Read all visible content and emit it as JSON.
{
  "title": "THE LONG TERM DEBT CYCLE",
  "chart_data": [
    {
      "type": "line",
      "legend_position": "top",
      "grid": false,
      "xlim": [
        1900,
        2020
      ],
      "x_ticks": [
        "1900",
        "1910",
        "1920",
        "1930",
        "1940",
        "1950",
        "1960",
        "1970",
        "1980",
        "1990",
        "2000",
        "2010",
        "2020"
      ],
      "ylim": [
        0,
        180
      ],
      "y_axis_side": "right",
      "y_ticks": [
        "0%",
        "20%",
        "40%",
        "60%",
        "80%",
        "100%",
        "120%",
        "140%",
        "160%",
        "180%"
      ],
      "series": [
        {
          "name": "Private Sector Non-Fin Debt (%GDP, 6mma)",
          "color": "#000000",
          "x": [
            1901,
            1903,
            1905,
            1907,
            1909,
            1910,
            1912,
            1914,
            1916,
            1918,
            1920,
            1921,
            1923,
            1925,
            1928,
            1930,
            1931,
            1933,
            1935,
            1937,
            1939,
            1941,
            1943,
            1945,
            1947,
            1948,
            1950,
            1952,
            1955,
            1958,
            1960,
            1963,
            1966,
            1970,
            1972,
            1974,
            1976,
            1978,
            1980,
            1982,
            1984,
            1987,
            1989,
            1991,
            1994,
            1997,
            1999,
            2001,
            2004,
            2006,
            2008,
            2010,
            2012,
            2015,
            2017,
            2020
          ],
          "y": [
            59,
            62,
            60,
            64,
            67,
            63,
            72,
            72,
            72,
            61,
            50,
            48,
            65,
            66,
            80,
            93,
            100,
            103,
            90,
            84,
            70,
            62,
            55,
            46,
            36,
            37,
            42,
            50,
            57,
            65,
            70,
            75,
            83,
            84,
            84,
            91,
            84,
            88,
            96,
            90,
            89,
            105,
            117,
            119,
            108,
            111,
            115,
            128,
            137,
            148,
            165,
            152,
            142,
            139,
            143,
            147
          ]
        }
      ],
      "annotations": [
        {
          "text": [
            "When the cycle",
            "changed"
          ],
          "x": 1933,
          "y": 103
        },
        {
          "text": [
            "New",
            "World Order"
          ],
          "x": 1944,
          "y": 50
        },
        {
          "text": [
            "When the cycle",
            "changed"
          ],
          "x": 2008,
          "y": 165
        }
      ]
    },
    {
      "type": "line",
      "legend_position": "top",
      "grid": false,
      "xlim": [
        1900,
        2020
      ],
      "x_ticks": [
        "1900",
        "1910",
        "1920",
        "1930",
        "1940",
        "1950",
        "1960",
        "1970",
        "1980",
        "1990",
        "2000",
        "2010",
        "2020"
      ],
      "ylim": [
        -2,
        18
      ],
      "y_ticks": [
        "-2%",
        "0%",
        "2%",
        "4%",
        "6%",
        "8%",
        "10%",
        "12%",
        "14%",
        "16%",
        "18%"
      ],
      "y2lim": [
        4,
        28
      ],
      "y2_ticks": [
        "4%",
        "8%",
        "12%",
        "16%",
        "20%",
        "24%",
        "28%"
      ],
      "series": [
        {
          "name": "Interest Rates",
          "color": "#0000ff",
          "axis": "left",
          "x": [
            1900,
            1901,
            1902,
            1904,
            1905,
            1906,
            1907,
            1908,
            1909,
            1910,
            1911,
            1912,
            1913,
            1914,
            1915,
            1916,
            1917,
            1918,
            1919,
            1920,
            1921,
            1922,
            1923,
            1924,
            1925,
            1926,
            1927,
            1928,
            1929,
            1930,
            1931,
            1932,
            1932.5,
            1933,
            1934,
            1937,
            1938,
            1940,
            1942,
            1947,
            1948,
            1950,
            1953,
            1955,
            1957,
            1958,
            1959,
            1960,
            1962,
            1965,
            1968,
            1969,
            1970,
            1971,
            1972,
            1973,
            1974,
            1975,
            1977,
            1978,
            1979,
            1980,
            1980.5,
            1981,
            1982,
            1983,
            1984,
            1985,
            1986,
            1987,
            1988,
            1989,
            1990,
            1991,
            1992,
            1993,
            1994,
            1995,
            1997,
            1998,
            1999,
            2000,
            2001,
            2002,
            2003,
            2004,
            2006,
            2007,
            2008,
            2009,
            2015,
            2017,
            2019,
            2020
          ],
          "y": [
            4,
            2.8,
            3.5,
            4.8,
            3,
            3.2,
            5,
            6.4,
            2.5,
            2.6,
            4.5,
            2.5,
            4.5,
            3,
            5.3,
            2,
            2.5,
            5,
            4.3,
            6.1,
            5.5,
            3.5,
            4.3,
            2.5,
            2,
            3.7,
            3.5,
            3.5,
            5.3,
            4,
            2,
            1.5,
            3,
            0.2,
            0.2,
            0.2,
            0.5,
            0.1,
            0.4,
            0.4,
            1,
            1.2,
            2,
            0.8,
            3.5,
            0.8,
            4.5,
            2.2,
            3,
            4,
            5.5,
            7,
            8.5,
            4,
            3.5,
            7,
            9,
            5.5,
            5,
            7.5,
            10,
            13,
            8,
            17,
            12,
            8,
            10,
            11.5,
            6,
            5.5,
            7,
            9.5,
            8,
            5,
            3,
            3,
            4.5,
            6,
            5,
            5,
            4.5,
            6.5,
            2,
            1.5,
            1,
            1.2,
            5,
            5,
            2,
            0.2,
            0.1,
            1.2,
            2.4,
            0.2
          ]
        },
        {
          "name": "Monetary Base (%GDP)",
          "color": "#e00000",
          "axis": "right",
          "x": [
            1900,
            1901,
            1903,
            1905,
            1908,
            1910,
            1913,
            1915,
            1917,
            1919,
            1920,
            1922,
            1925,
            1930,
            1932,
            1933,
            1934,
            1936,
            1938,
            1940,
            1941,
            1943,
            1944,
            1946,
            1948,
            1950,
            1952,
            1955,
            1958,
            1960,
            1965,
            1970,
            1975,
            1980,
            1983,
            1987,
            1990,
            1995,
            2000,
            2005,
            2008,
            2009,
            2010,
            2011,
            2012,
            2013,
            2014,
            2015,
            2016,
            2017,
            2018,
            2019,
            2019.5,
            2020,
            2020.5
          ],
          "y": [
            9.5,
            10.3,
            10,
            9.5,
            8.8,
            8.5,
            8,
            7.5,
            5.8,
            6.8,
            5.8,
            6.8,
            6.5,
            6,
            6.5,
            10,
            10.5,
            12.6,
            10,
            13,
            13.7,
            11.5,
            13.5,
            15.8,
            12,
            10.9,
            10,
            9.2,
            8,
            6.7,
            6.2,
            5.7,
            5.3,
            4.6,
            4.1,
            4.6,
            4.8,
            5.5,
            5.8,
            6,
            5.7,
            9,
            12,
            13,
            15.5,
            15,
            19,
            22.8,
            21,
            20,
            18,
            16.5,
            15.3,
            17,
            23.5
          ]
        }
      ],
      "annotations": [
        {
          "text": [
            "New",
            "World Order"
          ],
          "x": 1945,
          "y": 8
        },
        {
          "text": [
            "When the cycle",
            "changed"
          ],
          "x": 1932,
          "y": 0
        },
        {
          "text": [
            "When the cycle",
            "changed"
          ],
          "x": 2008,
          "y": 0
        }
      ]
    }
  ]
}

::::

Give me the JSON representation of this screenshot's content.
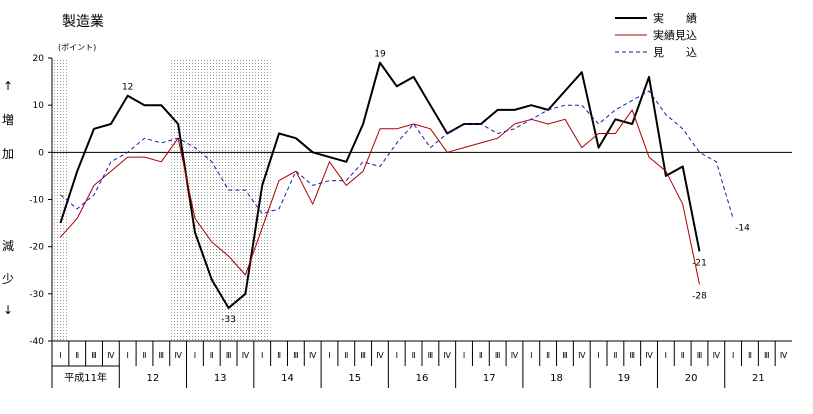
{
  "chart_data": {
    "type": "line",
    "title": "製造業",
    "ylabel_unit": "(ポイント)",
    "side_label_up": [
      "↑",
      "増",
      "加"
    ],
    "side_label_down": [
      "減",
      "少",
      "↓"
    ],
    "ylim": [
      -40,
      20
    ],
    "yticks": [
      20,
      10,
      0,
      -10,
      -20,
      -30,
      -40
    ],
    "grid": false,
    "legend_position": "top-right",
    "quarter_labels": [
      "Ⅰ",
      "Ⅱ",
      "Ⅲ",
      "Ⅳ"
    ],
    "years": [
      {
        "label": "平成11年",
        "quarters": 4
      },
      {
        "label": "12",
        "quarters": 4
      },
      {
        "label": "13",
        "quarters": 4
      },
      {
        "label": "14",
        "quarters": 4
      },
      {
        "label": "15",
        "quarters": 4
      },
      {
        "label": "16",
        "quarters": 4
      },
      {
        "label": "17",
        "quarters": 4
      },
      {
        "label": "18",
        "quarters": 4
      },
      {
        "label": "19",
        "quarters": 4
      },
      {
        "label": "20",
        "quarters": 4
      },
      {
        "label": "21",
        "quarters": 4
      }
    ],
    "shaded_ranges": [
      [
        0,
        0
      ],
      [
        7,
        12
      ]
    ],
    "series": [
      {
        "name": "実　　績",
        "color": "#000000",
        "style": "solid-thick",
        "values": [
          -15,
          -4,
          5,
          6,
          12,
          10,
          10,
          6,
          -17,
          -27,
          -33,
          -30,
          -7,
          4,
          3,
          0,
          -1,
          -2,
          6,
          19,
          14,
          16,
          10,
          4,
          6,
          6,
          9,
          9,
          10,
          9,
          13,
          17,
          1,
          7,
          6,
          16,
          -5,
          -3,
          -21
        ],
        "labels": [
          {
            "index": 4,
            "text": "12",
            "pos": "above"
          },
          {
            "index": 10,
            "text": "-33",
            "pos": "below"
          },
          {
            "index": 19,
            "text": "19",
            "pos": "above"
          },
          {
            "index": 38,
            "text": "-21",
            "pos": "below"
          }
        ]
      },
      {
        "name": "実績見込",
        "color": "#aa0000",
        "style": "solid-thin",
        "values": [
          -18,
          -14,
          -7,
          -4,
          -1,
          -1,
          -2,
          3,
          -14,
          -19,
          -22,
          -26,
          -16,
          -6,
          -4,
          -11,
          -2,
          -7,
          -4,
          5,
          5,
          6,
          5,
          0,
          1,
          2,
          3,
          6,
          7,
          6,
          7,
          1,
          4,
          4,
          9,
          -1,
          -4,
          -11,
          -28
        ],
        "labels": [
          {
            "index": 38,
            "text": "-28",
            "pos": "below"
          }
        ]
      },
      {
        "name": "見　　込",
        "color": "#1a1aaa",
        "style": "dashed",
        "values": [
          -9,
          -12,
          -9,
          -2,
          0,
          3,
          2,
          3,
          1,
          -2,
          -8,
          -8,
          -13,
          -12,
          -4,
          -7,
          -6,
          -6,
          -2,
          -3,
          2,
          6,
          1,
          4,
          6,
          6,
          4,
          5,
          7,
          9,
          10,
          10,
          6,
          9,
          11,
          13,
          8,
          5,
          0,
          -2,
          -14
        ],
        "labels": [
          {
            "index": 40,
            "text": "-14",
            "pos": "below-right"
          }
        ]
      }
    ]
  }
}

::::

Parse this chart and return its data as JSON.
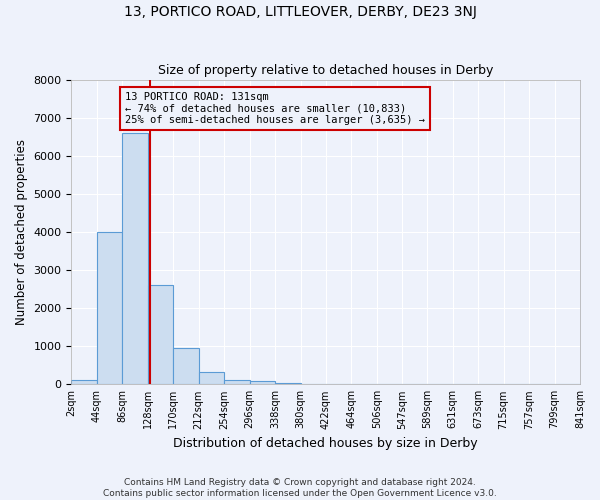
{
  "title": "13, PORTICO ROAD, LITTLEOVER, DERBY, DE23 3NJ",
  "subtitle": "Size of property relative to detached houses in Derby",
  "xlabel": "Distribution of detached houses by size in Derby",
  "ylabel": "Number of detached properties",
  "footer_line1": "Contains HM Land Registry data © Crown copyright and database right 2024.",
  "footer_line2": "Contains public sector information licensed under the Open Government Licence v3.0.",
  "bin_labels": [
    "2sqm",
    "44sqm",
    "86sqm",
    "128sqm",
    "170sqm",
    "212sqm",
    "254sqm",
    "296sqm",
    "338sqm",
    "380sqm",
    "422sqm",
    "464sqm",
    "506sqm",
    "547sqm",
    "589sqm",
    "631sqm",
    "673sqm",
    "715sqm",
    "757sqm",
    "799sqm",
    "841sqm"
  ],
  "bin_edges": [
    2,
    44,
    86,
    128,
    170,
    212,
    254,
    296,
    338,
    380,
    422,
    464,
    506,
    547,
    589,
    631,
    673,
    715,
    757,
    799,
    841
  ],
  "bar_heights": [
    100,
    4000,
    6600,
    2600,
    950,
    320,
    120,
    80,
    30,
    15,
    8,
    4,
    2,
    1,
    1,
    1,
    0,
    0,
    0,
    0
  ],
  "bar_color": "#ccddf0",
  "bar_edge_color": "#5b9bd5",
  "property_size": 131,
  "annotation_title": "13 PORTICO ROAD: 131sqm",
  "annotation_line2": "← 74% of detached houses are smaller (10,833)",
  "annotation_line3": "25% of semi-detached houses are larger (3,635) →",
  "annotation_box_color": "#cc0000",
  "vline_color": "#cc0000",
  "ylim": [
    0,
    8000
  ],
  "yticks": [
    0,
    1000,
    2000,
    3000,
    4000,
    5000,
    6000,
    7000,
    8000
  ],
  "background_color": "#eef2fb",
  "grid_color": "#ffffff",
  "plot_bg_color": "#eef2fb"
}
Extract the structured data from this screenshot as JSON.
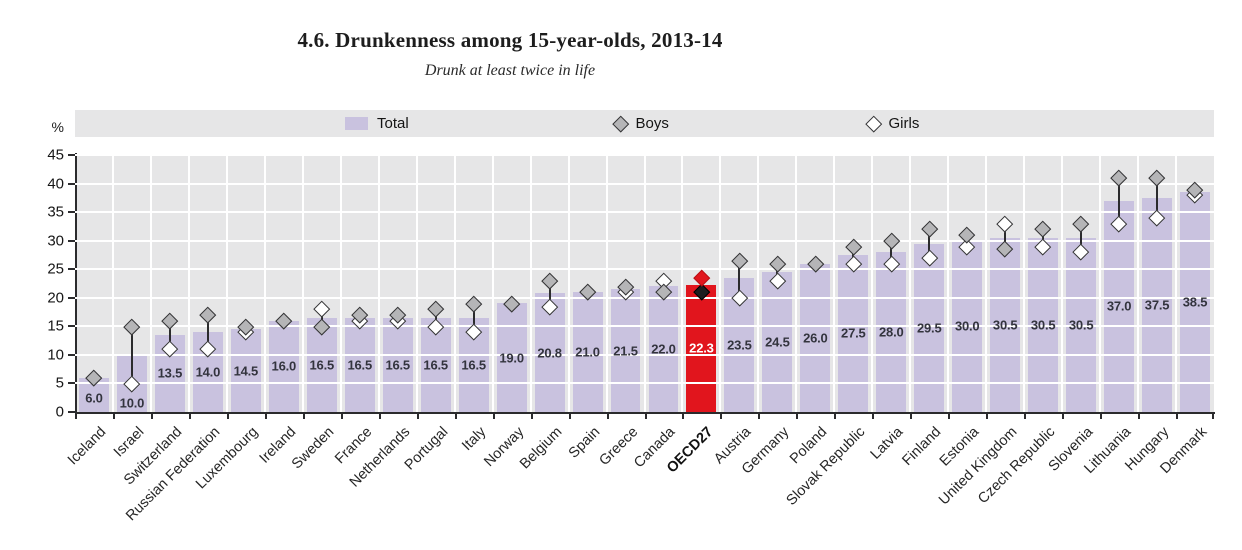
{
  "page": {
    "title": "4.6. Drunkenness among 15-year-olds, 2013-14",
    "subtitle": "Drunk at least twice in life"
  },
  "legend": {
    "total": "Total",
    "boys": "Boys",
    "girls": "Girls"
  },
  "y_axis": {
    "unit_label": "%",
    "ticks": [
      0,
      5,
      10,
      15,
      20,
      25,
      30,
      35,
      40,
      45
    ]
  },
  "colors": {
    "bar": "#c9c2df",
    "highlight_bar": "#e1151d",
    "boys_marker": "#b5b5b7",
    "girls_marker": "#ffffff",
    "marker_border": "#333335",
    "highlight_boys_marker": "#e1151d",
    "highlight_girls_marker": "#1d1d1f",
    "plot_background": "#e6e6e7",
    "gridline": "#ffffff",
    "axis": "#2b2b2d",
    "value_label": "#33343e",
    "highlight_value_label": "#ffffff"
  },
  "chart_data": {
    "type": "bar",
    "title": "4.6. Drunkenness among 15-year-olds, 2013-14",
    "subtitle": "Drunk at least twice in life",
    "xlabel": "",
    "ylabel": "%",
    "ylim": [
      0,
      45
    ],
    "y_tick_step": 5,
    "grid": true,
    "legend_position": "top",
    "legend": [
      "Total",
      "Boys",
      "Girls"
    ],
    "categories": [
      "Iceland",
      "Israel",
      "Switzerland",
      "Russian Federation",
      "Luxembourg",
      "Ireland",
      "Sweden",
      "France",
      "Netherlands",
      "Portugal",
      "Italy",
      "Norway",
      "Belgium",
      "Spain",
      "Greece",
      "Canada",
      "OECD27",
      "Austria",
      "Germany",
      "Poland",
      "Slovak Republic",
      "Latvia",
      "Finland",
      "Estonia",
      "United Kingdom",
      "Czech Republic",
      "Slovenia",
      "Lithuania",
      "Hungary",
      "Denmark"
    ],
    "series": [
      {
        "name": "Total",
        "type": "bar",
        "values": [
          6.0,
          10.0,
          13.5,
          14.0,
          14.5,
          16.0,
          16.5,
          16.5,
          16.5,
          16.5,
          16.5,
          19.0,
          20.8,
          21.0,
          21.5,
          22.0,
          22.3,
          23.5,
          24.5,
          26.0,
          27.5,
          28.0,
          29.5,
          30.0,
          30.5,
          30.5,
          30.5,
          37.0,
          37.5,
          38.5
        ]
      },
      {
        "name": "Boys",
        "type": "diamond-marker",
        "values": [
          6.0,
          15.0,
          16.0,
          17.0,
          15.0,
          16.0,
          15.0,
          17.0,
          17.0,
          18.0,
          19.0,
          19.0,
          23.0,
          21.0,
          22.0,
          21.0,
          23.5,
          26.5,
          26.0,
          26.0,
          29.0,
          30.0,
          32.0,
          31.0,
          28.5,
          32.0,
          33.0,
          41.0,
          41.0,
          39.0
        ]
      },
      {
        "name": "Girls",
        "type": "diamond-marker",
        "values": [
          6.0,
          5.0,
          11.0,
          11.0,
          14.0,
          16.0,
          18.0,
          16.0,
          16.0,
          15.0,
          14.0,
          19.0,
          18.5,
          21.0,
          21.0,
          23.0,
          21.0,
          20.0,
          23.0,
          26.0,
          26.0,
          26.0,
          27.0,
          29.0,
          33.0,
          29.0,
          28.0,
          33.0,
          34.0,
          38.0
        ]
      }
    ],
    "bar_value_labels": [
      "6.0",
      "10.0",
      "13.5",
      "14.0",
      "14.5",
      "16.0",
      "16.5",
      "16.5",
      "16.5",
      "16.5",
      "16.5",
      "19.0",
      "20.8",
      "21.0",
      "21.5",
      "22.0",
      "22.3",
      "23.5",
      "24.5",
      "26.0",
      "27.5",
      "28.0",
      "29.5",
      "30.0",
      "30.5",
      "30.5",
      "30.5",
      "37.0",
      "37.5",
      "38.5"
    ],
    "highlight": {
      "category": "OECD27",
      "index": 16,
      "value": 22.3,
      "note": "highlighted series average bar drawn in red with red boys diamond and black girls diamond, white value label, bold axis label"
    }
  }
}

::::

→ **Given exercise**
Show the lines where the word "name" appears in the entries.

→ **In response**
          "name": "Private Sector Non-Fin Debt (%GDP, 6mma)",
          "name": "Interest Rates",
          "name": "Monetary Base (%GDP)",
        "name": "実　　績",
        "name": "実績見込",
        "name": "見　　込",
        "name": "Total",
        "name": "Boys",
        "name": "Girls",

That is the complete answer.